Task to carry out >> Gather all lines in the entries that include the word "text".

Supplied material >>
################
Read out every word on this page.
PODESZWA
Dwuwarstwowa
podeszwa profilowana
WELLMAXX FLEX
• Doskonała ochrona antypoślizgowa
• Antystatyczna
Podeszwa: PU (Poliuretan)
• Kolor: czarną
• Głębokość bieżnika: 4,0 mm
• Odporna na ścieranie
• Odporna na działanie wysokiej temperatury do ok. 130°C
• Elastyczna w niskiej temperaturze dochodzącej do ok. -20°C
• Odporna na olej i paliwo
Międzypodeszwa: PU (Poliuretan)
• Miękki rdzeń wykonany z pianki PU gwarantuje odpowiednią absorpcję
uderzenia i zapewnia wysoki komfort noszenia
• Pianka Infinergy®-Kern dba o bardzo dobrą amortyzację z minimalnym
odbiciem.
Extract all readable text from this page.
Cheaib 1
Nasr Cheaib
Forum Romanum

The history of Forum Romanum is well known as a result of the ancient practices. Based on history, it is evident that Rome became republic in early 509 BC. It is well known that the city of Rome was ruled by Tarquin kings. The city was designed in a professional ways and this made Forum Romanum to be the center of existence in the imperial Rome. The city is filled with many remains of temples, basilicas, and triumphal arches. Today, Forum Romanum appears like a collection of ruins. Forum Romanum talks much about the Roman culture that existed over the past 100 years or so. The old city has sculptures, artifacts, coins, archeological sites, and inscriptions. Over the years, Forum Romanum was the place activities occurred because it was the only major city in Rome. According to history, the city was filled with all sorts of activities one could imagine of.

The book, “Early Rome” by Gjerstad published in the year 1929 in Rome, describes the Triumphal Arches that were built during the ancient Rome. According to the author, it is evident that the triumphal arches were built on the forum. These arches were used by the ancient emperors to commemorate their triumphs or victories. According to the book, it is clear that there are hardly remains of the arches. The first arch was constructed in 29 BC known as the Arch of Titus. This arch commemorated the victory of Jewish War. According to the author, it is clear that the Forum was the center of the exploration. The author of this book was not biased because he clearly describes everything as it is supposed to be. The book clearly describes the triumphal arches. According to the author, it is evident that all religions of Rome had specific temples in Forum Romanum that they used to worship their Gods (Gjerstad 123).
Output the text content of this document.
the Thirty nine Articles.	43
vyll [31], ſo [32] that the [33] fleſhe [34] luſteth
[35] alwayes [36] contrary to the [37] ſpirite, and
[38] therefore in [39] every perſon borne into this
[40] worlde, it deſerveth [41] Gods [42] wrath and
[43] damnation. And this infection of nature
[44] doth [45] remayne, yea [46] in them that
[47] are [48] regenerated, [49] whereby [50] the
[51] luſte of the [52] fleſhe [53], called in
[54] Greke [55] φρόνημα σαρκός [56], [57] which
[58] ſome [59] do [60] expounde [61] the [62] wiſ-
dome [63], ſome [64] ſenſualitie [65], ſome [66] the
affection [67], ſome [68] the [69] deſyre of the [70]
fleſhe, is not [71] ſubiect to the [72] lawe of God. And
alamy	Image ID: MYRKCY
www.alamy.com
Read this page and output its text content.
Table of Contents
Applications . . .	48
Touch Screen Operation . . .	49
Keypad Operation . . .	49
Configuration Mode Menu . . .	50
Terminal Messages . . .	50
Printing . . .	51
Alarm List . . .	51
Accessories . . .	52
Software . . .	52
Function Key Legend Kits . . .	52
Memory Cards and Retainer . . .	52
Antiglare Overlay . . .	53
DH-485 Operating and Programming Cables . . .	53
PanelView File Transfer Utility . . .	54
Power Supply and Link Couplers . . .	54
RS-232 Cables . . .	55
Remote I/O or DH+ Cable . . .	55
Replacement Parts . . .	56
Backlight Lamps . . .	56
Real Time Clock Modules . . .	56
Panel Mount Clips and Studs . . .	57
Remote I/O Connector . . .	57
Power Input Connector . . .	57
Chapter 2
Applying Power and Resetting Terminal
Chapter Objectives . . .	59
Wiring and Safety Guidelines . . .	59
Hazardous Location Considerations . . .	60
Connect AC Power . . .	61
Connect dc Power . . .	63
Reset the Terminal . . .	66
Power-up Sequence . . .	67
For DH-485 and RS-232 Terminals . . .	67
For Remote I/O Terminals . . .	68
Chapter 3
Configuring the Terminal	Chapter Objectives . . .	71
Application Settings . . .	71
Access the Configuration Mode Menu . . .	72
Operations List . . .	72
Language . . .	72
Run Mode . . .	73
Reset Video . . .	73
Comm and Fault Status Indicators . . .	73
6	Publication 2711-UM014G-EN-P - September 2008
################
Result for this task >>
Extract all readable text from this page.
Output the text content of this document.
Read this page and output its text content.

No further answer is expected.